■ Instruction ■
Can you retype every record below exactly as written?

■ Given records ■
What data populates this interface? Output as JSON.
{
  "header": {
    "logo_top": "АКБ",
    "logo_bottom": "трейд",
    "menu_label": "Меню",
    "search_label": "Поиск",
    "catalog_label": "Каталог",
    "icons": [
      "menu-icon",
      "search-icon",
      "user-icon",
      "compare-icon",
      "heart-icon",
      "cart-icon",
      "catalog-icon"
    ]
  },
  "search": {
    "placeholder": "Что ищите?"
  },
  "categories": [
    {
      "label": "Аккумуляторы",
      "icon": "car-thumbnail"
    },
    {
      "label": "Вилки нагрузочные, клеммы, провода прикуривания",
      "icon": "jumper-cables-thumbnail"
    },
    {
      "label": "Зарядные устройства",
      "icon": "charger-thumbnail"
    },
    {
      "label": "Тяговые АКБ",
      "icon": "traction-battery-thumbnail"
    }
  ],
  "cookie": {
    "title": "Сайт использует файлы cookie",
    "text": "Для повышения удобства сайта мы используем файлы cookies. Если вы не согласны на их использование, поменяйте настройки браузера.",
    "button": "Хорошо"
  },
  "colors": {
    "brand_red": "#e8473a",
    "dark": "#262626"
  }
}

■ Task solution ■
What data populates this interface? Output as JSON.
{
  "header": {
    "logo_top": "АКБ",
    "logo_bottom": "трейд",
    "menu_label": "Меню",
    "search_label": "Поиск",
    "catalog_label": "Каталог",
    "icons": [
      "menu-icon",
      "search-icon",
      "user-icon",
      "compare-icon",
      "heart-icon",
      "cart-icon",
      "catalog-icon"
    ]
  },
  "search": {
    "placeholder": "Что ищите?"
  },
  "categories": [
    {
      "label": "Аккумуляторы",
      "icon": "car-thumbnail"
    },
    {
      "label": "Вилки нагрузочные, клеммы, провода прикуривания",
      "icon": "jumper-cables-thumbnail"
    },
    {
      "label": "Зарядные устройства",
      "icon": "charger-thumbnail"
    },
    {
      "label": "Тяговые АКБ",
      "icon": "traction-battery-thumbnail"
    }
  ],
  "cookie": {
    "title": "Сайт использует файлы cookie",
    "text": "Для повышения удобства сайта мы используем файлы cookies. Если вы не согласны на их использование, поменяйте настройки браузера.",
    "button": "Хорошо"
  },
  "colors": {
    "brand_red": "#e8473a",
    "dark": "#262626"
  }
}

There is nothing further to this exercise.